| DIRECTIONS |
Give the material again in full, matching it exactly.
START RECORD SET
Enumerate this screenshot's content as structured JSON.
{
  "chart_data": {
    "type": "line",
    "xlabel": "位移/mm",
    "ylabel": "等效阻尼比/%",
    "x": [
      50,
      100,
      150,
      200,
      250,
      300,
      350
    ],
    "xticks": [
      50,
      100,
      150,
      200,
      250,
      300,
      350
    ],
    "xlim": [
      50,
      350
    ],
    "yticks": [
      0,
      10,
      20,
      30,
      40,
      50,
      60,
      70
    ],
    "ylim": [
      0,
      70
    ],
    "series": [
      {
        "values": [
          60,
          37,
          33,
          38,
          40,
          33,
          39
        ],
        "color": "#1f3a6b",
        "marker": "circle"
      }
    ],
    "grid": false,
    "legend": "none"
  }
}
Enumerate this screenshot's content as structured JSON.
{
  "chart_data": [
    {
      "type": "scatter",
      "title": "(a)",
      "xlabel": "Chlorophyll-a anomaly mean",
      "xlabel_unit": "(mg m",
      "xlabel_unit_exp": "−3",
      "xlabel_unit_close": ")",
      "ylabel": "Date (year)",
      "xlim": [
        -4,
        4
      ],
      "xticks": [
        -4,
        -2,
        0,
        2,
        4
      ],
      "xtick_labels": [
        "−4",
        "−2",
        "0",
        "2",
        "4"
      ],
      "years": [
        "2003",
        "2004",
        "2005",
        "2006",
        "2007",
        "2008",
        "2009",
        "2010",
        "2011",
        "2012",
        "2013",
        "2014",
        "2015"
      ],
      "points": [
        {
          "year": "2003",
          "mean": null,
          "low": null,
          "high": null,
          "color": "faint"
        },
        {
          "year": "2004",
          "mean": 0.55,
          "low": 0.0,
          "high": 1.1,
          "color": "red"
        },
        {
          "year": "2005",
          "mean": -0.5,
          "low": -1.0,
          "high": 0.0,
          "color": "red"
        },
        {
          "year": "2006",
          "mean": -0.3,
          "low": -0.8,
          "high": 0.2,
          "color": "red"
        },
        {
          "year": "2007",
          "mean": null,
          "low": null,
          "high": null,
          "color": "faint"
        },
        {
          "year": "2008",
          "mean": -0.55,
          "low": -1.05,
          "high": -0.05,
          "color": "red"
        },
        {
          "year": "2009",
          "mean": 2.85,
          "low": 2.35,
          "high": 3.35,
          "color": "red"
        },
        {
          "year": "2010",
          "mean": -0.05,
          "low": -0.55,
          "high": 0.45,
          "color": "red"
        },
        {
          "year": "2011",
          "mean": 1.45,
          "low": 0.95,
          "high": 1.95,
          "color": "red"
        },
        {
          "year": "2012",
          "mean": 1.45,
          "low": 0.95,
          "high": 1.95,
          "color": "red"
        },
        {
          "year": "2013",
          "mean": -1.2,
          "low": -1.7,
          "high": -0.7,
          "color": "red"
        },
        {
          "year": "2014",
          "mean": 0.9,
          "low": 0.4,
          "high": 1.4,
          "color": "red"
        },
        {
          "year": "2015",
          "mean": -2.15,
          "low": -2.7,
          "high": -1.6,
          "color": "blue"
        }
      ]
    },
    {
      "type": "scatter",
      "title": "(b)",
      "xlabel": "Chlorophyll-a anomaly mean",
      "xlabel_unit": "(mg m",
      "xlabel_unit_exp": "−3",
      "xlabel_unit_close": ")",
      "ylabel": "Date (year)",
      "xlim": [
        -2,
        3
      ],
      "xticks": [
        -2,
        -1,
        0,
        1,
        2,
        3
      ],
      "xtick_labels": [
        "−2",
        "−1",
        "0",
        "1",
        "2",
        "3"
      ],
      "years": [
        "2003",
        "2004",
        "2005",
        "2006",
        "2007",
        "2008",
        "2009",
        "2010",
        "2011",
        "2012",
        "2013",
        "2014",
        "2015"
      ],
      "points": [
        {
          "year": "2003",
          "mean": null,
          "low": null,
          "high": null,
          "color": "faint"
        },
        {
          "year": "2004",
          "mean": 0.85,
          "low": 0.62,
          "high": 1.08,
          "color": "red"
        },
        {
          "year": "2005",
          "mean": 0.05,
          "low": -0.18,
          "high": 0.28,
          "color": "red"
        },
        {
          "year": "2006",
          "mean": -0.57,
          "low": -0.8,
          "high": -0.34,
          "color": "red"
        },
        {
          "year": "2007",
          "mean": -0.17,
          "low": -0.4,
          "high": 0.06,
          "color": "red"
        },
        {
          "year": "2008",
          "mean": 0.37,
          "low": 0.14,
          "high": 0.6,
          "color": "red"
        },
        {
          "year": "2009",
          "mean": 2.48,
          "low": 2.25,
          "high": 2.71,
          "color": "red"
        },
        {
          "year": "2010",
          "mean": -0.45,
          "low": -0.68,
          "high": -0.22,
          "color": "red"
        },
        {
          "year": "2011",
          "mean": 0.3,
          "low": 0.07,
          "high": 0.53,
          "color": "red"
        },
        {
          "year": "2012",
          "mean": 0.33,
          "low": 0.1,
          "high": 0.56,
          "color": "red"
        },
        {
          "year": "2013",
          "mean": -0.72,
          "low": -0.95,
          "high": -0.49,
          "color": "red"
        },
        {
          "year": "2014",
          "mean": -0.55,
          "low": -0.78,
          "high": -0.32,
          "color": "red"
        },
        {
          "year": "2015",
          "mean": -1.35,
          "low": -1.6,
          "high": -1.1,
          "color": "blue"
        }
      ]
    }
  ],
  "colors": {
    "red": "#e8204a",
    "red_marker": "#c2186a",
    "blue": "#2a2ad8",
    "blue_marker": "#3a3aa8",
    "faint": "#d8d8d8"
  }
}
END RECORD SET
| EXERCISE ANSWER |
Enumerate this screenshot's content as structured JSON.
{
  "chart_data": {
    "type": "line",
    "xlabel": "位移/mm",
    "ylabel": "等效阻尼比/%",
    "x": [
      50,
      100,
      150,
      200,
      250,
      300,
      350
    ],
    "xticks": [
      50,
      100,
      150,
      200,
      250,
      300,
      350
    ],
    "xlim": [
      50,
      350
    ],
    "yticks": [
      0,
      10,
      20,
      30,
      40,
      50,
      60,
      70
    ],
    "ylim": [
      0,
      70
    ],
    "series": [
      {
        "values": [
          60,
          37,
          33,
          38,
          40,
          33,
          39
        ],
        "color": "#1f3a6b",
        "marker": "circle"
      }
    ],
    "grid": false,
    "legend": "none"
  }
}
Enumerate this screenshot's content as structured JSON.
{
  "chart_data": [
    {
      "type": "scatter",
      "title": "(a)",
      "xlabel": "Chlorophyll-a anomaly mean",
      "xlabel_unit": "(mg m",
      "xlabel_unit_exp": "−3",
      "xlabel_unit_close": ")",
      "ylabel": "Date (year)",
      "xlim": [
        -4,
        4
      ],
      "xticks": [
        -4,
        -2,
        0,
        2,
        4
      ],
      "xtick_labels": [
        "−4",
        "−2",
        "0",
        "2",
        "4"
      ],
      "years": [
        "2003",
        "2004",
        "2005",
        "2006",
        "2007",
        "2008",
        "2009",
        "2010",
        "2011",
        "2012",
        "2013",
        "2014",
        "2015"
      ],
      "points": [
        {
          "year": "2003",
          "mean": null,
          "low": null,
          "high": null,
          "color": "faint"
        },
        {
          "year": "2004",
          "mean": 0.55,
          "low": 0.0,
          "high": 1.1,
          "color": "red"
        },
        {
          "year": "2005",
          "mean": -0.5,
          "low": -1.0,
          "high": 0.0,
          "color": "red"
        },
        {
          "year": "2006",
          "mean": -0.3,
          "low": -0.8,
          "high": 0.2,
          "color": "red"
        },
        {
          "year": "2007",
          "mean": null,
          "low": null,
          "high": null,
          "color": "faint"
        },
        {
          "year": "2008",
          "mean": -0.55,
          "low": -1.05,
          "high": -0.05,
          "color": "red"
        },
        {
          "year": "2009",
          "mean": 2.85,
          "low": 2.35,
          "high": 3.35,
          "color": "red"
        },
        {
          "year": "2010",
          "mean": -0.05,
          "low": -0.55,
          "high": 0.45,
          "color": "red"
        },
        {
          "year": "2011",
          "mean": 1.45,
          "low": 0.95,
          "high": 1.95,
          "color": "red"
        },
        {
          "year": "2012",
          "mean": 1.45,
          "low": 0.95,
          "high": 1.95,
          "color": "red"
        },
        {
          "year": "2013",
          "mean": -1.2,
          "low": -1.7,
          "high": -0.7,
          "color": "red"
        },
        {
          "year": "2014",
          "mean": 0.9,
          "low": 0.4,
          "high": 1.4,
          "color": "red"
        },
        {
          "year": "2015",
          "mean": -2.15,
          "low": -2.7,
          "high": -1.6,
          "color": "blue"
        }
      ]
    },
    {
      "type": "scatter",
      "title": "(b)",
      "xlabel": "Chlorophyll-a anomaly mean",
      "xlabel_unit": "(mg m",
      "xlabel_unit_exp": "−3",
      "xlabel_unit_close": ")",
      "ylabel": "Date (year)",
      "xlim": [
        -2,
        3
      ],
      "xticks": [
        -2,
        -1,
        0,
        1,
        2,
        3
      ],
      "xtick_labels": [
        "−2",
        "−1",
        "0",
        "1",
        "2",
        "3"
      ],
      "years": [
        "2003",
        "2004",
        "2005",
        "2006",
        "2007",
        "2008",
        "2009",
        "2010",
        "2011",
        "2012",
        "2013",
        "2014",
        "2015"
      ],
      "points": [
        {
          "year": "2003",
          "mean": null,
          "low": null,
          "high": null,
          "color": "faint"
        },
        {
          "year": "2004",
          "mean": 0.85,
          "low": 0.62,
          "high": 1.08,
          "color": "red"
        },
        {
          "year": "2005",
          "mean": 0.05,
          "low": -0.18,
          "high": 0.28,
          "color": "red"
        },
        {
          "year": "2006",
          "mean": -0.57,
          "low": -0.8,
          "high": -0.34,
          "color": "red"
        },
        {
          "year": "2007",
          "mean": -0.17,
          "low": -0.4,
          "high": 0.06,
          "color": "red"
        },
        {
          "year": "2008",
          "mean": 0.37,
          "low": 0.14,
          "high": 0.6,
          "color": "red"
        },
        {
          "year": "2009",
          "mean": 2.48,
          "low": 2.25,
          "high": 2.71,
          "color": "red"
        },
        {
          "year": "2010",
          "mean": -0.45,
          "low": -0.68,
          "high": -0.22,
          "color": "red"
        },
        {
          "year": "2011",
          "mean": 0.3,
          "low": 0.07,
          "high": 0.53,
          "color": "red"
        },
        {
          "year": "2012",
          "mean": 0.33,
          "low": 0.1,
          "high": 0.56,
          "color": "red"
        },
        {
          "year": "2013",
          "mean": -0.72,
          "low": -0.95,
          "high": -0.49,
          "color": "red"
        },
        {
          "year": "2014",
          "mean": -0.55,
          "low": -0.78,
          "high": -0.32,
          "color": "red"
        },
        {
          "year": "2015",
          "mean": -1.35,
          "low": -1.6,
          "high": -1.1,
          "color": "blue"
        }
      ]
    }
  ],
  "colors": {
    "red": "#e8204a",
    "red_marker": "#c2186a",
    "blue": "#2a2ad8",
    "blue_marker": "#3a3aa8",
    "faint": "#d8d8d8"
  }
}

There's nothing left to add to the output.